Dataset entries on figures:
--------------------

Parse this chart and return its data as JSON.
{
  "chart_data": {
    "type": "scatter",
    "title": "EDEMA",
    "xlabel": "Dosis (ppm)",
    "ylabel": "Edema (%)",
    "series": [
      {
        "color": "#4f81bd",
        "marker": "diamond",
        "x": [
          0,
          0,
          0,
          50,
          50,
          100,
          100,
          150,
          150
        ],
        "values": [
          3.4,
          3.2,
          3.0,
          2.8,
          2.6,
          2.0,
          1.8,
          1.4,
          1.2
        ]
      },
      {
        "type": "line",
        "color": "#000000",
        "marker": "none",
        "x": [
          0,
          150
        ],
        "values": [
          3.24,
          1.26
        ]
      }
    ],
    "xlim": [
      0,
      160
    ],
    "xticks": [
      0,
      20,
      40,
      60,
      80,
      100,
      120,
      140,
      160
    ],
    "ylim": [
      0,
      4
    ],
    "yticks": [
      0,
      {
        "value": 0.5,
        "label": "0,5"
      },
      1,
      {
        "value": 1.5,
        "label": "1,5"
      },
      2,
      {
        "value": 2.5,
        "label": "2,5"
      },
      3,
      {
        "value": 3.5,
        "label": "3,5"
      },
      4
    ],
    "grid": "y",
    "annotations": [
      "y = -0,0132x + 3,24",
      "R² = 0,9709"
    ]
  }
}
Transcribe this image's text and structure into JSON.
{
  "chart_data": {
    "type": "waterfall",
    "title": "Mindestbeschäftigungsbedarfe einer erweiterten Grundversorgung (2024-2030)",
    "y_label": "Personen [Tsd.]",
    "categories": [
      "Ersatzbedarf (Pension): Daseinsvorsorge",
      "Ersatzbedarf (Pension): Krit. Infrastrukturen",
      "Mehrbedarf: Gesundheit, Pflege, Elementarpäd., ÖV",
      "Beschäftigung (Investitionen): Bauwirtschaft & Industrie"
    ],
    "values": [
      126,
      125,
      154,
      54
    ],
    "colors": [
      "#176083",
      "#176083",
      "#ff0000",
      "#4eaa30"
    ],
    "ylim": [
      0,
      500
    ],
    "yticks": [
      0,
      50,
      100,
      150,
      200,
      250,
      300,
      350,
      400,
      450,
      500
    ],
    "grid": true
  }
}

--------------------

Please reproduce the entire listing, exactly as shown.

* RESULT OF THIS EXERCISE *
Parse this chart and return its data as JSON.
{
  "chart_data": {
    "type": "scatter",
    "title": "EDEMA",
    "xlabel": "Dosis (ppm)",
    "ylabel": "Edema (%)",
    "series": [
      {
        "color": "#4f81bd",
        "marker": "diamond",
        "x": [
          0,
          0,
          0,
          50,
          50,
          100,
          100,
          150,
          150
        ],
        "values": [
          3.4,
          3.2,
          3.0,
          2.8,
          2.6,
          2.0,
          1.8,
          1.4,
          1.2
        ]
      },
      {
        "type": "line",
        "color": "#000000",
        "marker": "none",
        "x": [
          0,
          150
        ],
        "values": [
          3.24,
          1.26
        ]
      }
    ],
    "xlim": [
      0,
      160
    ],
    "xticks": [
      0,
      20,
      40,
      60,
      80,
      100,
      120,
      140,
      160
    ],
    "ylim": [
      0,
      4
    ],
    "yticks": [
      0,
      {
        "value": 0.5,
        "label": "0,5"
      },
      1,
      {
        "value": 1.5,
        "label": "1,5"
      },
      2,
      {
        "value": 2.5,
        "label": "2,5"
      },
      3,
      {
        "value": 3.5,
        "label": "3,5"
      },
      4
    ],
    "grid": "y",
    "annotations": [
      "y = -0,0132x + 3,24",
      "R² = 0,9709"
    ]
  }
}
Transcribe this image's text and structure into JSON.
{
  "chart_data": {
    "type": "waterfall",
    "title": "Mindestbeschäftigungsbedarfe einer erweiterten Grundversorgung (2024-2030)",
    "y_label": "Personen [Tsd.]",
    "categories": [
      "Ersatzbedarf (Pension): Daseinsvorsorge",
      "Ersatzbedarf (Pension): Krit. Infrastrukturen",
      "Mehrbedarf: Gesundheit, Pflege, Elementarpäd., ÖV",
      "Beschäftigung (Investitionen): Bauwirtschaft & Industrie"
    ],
    "values": [
      126,
      125,
      154,
      54
    ],
    "colors": [
      "#176083",
      "#176083",
      "#ff0000",
      "#4eaa30"
    ],
    "ylim": [
      0,
      500
    ],
    "yticks": [
      0,
      50,
      100,
      150,
      200,
      250,
      300,
      350,
      400,
      450,
      500
    ],
    "grid": true
  }
}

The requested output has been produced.